Task objective - Please copy every line of the records below without changing anything, and leave the pictures out.

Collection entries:
───
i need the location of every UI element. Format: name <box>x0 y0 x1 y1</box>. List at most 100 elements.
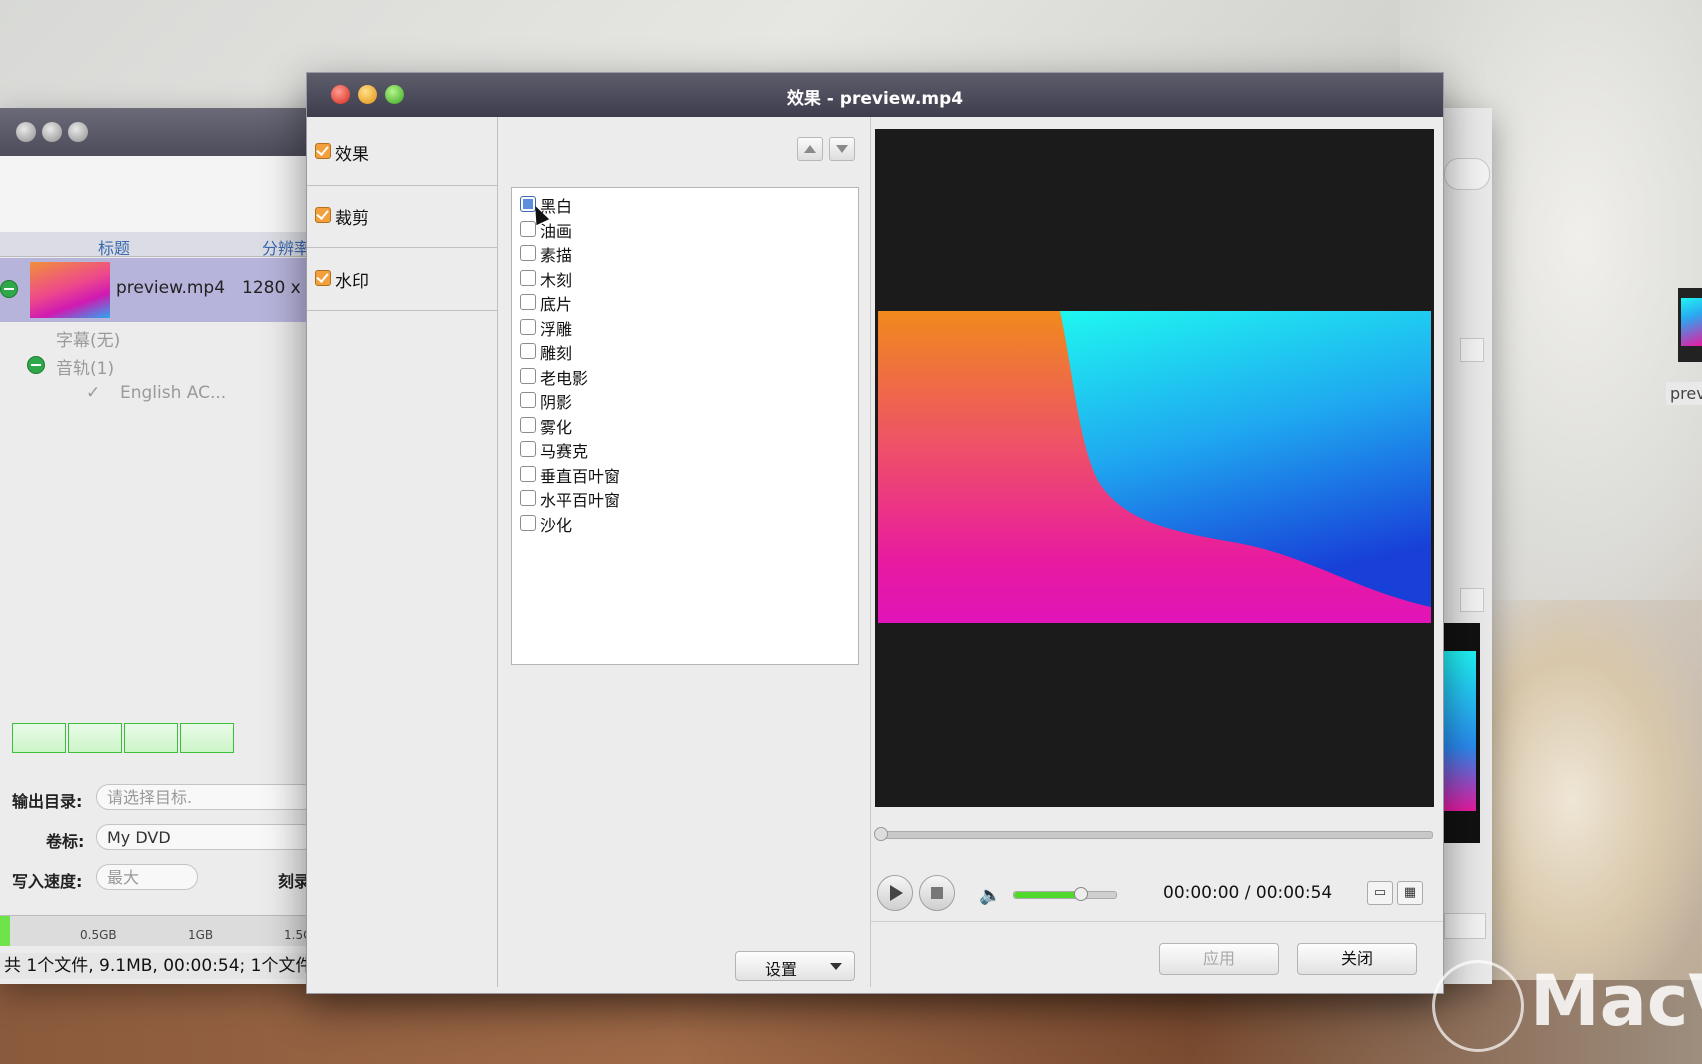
output-dir-field[interactable]: 请选择目标. <box>96 784 316 810</box>
category-effects[interactable]: 效果 <box>307 117 497 186</box>
effect-label: 木刻 <box>540 270 573 290</box>
effect-checkbox[interactable] <box>520 269 536 286</box>
effect-checkbox[interactable] <box>520 416 536 433</box>
effect-checkbox[interactable] <box>520 465 536 482</box>
effect-label: 雾化 <box>540 417 573 437</box>
effects-dialog: 效果 - preview.mp4 效果 裁剪 水印 黑白 油画 素描 木刻 底片 浮雕 雕刻… <box>306 72 1444 994</box>
file-list-header: 标题 分辨率 <box>0 232 310 259</box>
audio-track-label: English AC... <box>120 383 227 403</box>
effect-checkbox[interactable] <box>520 220 536 237</box>
category-label: 裁剪 <box>335 209 369 229</box>
category-list: 效果 裁剪 水印 <box>307 117 498 987</box>
list-view-icon[interactable] <box>1444 158 1490 190</box>
capacity-fill <box>0 916 10 946</box>
close-dialog-button[interactable]: 关闭 <box>1297 943 1417 975</box>
settings-dropdown[interactable]: 设置 <box>735 951 855 981</box>
graph-thumb <box>124 723 178 753</box>
audio-item[interactable]: 音轨(1) <box>56 354 114 379</box>
effect-label: 马赛克 <box>540 442 589 461</box>
effect-label: 垂直百叶窗 <box>540 466 621 486</box>
file-row[interactable]: preview.mp4 1280 x 7 <box>0 258 317 322</box>
close-button[interactable] <box>16 122 36 142</box>
volume-fill <box>1014 892 1081 898</box>
desktop-file-icon[interactable] <box>1678 288 1702 362</box>
category-label: 效果 <box>335 145 369 165</box>
category-label: 水印 <box>335 272 369 292</box>
main-window-right-strip <box>1444 108 1492 984</box>
pane-divider <box>870 117 871 987</box>
effect-label: 浮雕 <box>540 319 573 339</box>
time-readout: 00:00:00 / 00:00:54 <box>1163 883 1333 903</box>
category-watermark[interactable]: 水印 <box>307 248 497 311</box>
ruler-tick: 0.5GB <box>80 928 117 942</box>
zoom-button[interactable] <box>68 122 88 142</box>
dialog-titlebar: 效果 - preview.mp4 <box>307 73 1443 117</box>
effects-list: 黑白 油画 素描 木刻 底片 浮雕 雕刻 老电影 阴影 雾化 马赛克 垂直百叶窗 水平百叶窗 沙化 <box>511 187 859 665</box>
checkbox-icon[interactable] <box>315 143 331 159</box>
effect-checkbox[interactable] <box>520 318 536 335</box>
next-icon[interactable] <box>1460 588 1484 612</box>
desktop-file-label: prev <box>1666 382 1702 405</box>
effect-checkbox[interactable] <box>520 367 536 384</box>
effect-checkbox[interactable] <box>520 392 536 408</box>
effect-checkbox[interactable] <box>520 343 536 359</box>
video-thumbnail <box>30 262 110 318</box>
column-title[interactable]: 标题 <box>98 235 130 259</box>
next-icon[interactable] <box>1460 338 1484 362</box>
graph-thumb <box>12 723 66 753</box>
output-dir-label: 输出目录: <box>12 792 83 811</box>
volume-icon[interactable]: 🔈 <box>979 885 1001 906</box>
checkbox-icon[interactable] <box>315 270 331 286</box>
effect-label: 阴影 <box>540 393 573 412</box>
seek-knob[interactable] <box>874 827 888 841</box>
video-preview <box>875 129 1434 807</box>
volume-slider[interactable] <box>1013 887 1117 901</box>
graph-thumb <box>180 723 234 753</box>
file-name: preview.mp4 <box>116 278 226 298</box>
effect-label: 底片 <box>540 295 573 314</box>
apply-button[interactable]: 应用 <box>1159 943 1279 975</box>
watermark-text: MacV <box>1530 960 1702 1042</box>
effect-checkbox[interactable] <box>520 514 536 531</box>
seek-slider[interactable] <box>874 827 1433 841</box>
single-view-icon[interactable]: ▭ <box>1367 881 1393 905</box>
effect-checkbox[interactable] <box>520 294 536 310</box>
split-view-icon[interactable]: ▦ <box>1397 881 1423 905</box>
column-resolution[interactable]: 分辨率 <box>262 235 310 259</box>
audio-check-icon[interactable]: ✓ <box>86 383 100 403</box>
effect-checkbox[interactable] <box>520 441 536 457</box>
effect-label: 老电影 <box>540 368 589 388</box>
play-button[interactable] <box>877 875 913 911</box>
remove-file-icon[interactable] <box>0 280 18 298</box>
category-crop[interactable]: 裁剪 <box>307 185 497 248</box>
bottom-divider <box>870 921 1443 922</box>
effect-label: 素描 <box>540 246 573 265</box>
graph-thumb <box>68 723 122 753</box>
effect-label: 水平百叶窗 <box>540 491 621 510</box>
effect-checkbox[interactable] <box>520 490 536 506</box>
effect-label: 沙化 <box>540 515 573 535</box>
chevron-down-icon <box>830 963 842 970</box>
checkbox-icon[interactable] <box>315 207 331 223</box>
stop-button[interactable] <box>919 875 955 911</box>
minimize-button[interactable] <box>42 122 62 142</box>
volume-knob[interactable] <box>1074 887 1089 901</box>
camera-icon[interactable] <box>1444 913 1486 939</box>
watermark-logo-icon <box>1432 960 1524 1052</box>
remove-audio-icon[interactable] <box>27 356 45 374</box>
volume-label-label: 卷标: <box>46 832 85 851</box>
subtitle-item[interactable]: 字幕(无) <box>56 326 120 351</box>
dialog-title: 效果 - preview.mp4 <box>786 89 964 109</box>
status-bar: 共 1个文件, 9.1MB, 00:00:54; 1个文件和 <box>0 953 314 979</box>
video-frame-art <box>1060 311 1431 607</box>
write-speed-select[interactable]: 最大 <box>96 864 198 890</box>
move-up-button[interactable] <box>797 137 823 161</box>
volume-label-field[interactable]: My DVD <box>96 824 316 850</box>
capacity-ruler: 0.5GB 1GB 1.5G <box>0 915 312 946</box>
mini-preview <box>1444 623 1480 843</box>
effect-checkbox[interactable] <box>520 245 536 261</box>
video-frame <box>878 311 1431 623</box>
write-speed-label: 写入速度: <box>12 872 83 891</box>
move-down-button[interactable] <box>829 137 855 161</box>
settings-label: 设置 <box>764 960 797 979</box>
───
Right answer -
i need the location of every UI element. Format: name <box>x0 y0 x1 y1</box>. List at most 100 elements.
output-dir-field[interactable]: 请选择目标. <box>96 784 316 810</box>
category-effects[interactable]: 效果 <box>307 117 497 186</box>
effect-label: 木刻 <box>540 270 573 290</box>
effect-checkbox[interactable] <box>520 269 536 286</box>
effect-checkbox[interactable] <box>520 416 536 433</box>
effect-checkbox[interactable] <box>520 465 536 482</box>
effect-label: 雾化 <box>540 417 573 437</box>
effects-dialog: 效果 - preview.mp4 效果 裁剪 水印 黑白 油画 素描 木刻 底片 浮雕 雕刻… <box>306 72 1444 994</box>
file-list-header: 标题 分辨率 <box>0 232 310 259</box>
audio-track-label: English AC... <box>120 383 227 403</box>
effect-checkbox[interactable] <box>520 220 536 237</box>
category-label: 裁剪 <box>335 209 369 229</box>
category-list: 效果 裁剪 水印 <box>307 117 498 987</box>
list-view-icon[interactable] <box>1444 158 1490 190</box>
capacity-fill <box>0 916 10 946</box>
close-dialog-button[interactable]: 关闭 <box>1297 943 1417 975</box>
settings-dropdown[interactable]: 设置 <box>735 951 855 981</box>
graph-thumb <box>124 723 178 753</box>
audio-item[interactable]: 音轨(1) <box>56 354 114 379</box>
effect-label: 马赛克 <box>540 442 589 461</box>
effect-label: 垂直百叶窗 <box>540 466 621 486</box>
file-row[interactable]: preview.mp4 1280 x 7 <box>0 258 317 322</box>
close-button[interactable] <box>16 122 36 142</box>
volume-fill <box>1014 892 1081 898</box>
desktop-file-icon[interactable] <box>1678 288 1702 362</box>
category-label: 效果 <box>335 145 369 165</box>
category-label: 水印 <box>335 272 369 292</box>
main-window-right-strip <box>1444 108 1492 984</box>
pane-divider <box>870 117 871 987</box>
effect-label: 浮雕 <box>540 319 573 339</box>
time-readout: 00:00:00 / 00:00:54 <box>1163 883 1333 903</box>
category-watermark[interactable]: 水印 <box>307 248 497 311</box>
ruler-tick: 0.5GB <box>80 928 117 942</box>
zoom-button[interactable] <box>68 122 88 142</box>
dialog-titlebar: 效果 - preview.mp4 <box>307 73 1443 117</box>
effects-list: 黑白 油画 素描 木刻 底片 浮雕 雕刻 老电影 阴影 雾化 马赛克 垂直百叶窗 水平百叶窗 沙化 <box>511 187 859 665</box>
checkbox-icon[interactable] <box>315 143 331 159</box>
effect-checkbox[interactable] <box>520 318 536 335</box>
next-icon[interactable] <box>1460 588 1484 612</box>
desktop-file-label: prev <box>1666 382 1702 405</box>
effect-checkbox[interactable] <box>520 367 536 384</box>
effect-checkbox[interactable] <box>520 392 536 408</box>
effect-checkbox[interactable] <box>520 343 536 359</box>
video-thumbnail <box>30 262 110 318</box>
column-title[interactable]: 标题 <box>98 235 130 259</box>
next-icon[interactable] <box>1460 338 1484 362</box>
graph-thumb <box>12 723 66 753</box>
output-dir-label: 输出目录: <box>12 792 83 811</box>
volume-icon[interactable]: 🔈 <box>979 885 1001 906</box>
checkbox-icon[interactable] <box>315 270 331 286</box>
effect-label: 阴影 <box>540 393 573 412</box>
seek-knob[interactable] <box>874 827 888 841</box>
video-preview <box>875 129 1434 807</box>
volume-slider[interactable] <box>1013 887 1117 901</box>
graph-thumb <box>180 723 234 753</box>
file-name: preview.mp4 <box>116 278 226 298</box>
effect-label: 底片 <box>540 295 573 314</box>
apply-button[interactable]: 应用 <box>1159 943 1279 975</box>
watermark-text: MacV <box>1530 960 1702 1042</box>
effect-checkbox[interactable] <box>520 514 536 531</box>
seek-slider[interactable] <box>874 827 1433 841</box>
single-view-icon[interactable]: ▭ <box>1367 881 1393 905</box>
effect-checkbox[interactable] <box>520 294 536 310</box>
split-view-icon[interactable]: ▦ <box>1397 881 1423 905</box>
column-resolution[interactable]: 分辨率 <box>262 235 310 259</box>
audio-check-icon[interactable]: ✓ <box>86 383 100 403</box>
effect-checkbox[interactable] <box>520 441 536 457</box>
effect-label: 老电影 <box>540 368 589 388</box>
play-button[interactable] <box>877 875 913 911</box>
remove-file-icon[interactable] <box>0 280 18 298</box>
category-crop[interactable]: 裁剪 <box>307 185 497 248</box>
bottom-divider <box>870 921 1443 922</box>
effect-label: 素描 <box>540 246 573 265</box>
graph-thumb <box>68 723 122 753</box>
effect-label: 水平百叶窗 <box>540 491 621 510</box>
effect-checkbox[interactable] <box>520 490 536 506</box>
effect-label: 沙化 <box>540 515 573 535</box>
chevron-down-icon <box>830 963 842 970</box>
checkbox-icon[interactable] <box>315 207 331 223</box>
stop-button[interactable] <box>919 875 955 911</box>
minimize-button[interactable] <box>42 122 62 142</box>
volume-knob[interactable] <box>1074 887 1089 901</box>
camera-icon[interactable] <box>1444 913 1486 939</box>
watermark-logo-icon <box>1432 960 1524 1052</box>
remove-audio-icon[interactable] <box>27 356 45 374</box>
volume-label-label: 卷标: <box>46 832 85 851</box>
subtitle-item[interactable]: 字幕(无) <box>56 326 120 351</box>
dialog-title: 效果 - preview.mp4 <box>786 89 964 109</box>
status-bar: 共 1个文件, 9.1MB, 00:00:54; 1个文件和 <box>0 953 314 979</box>
video-frame-art <box>1060 311 1431 607</box>
write-speed-select[interactable]: 最大 <box>96 864 198 890</box>
move-up-button[interactable] <box>797 137 823 161</box>
volume-label-field[interactable]: My DVD <box>96 824 316 850</box>
capacity-ruler: 0.5GB 1GB 1.5G <box>0 915 312 946</box>
mini-preview <box>1444 623 1480 843</box>
effect-checkbox[interactable] <box>520 245 536 261</box>
video-frame <box>878 311 1431 623</box>
write-speed-label: 写入速度: <box>12 872 83 891</box>
move-down-button[interactable] <box>829 137 855 161</box>
settings-label: 设置 <box>764 960 797 979</box>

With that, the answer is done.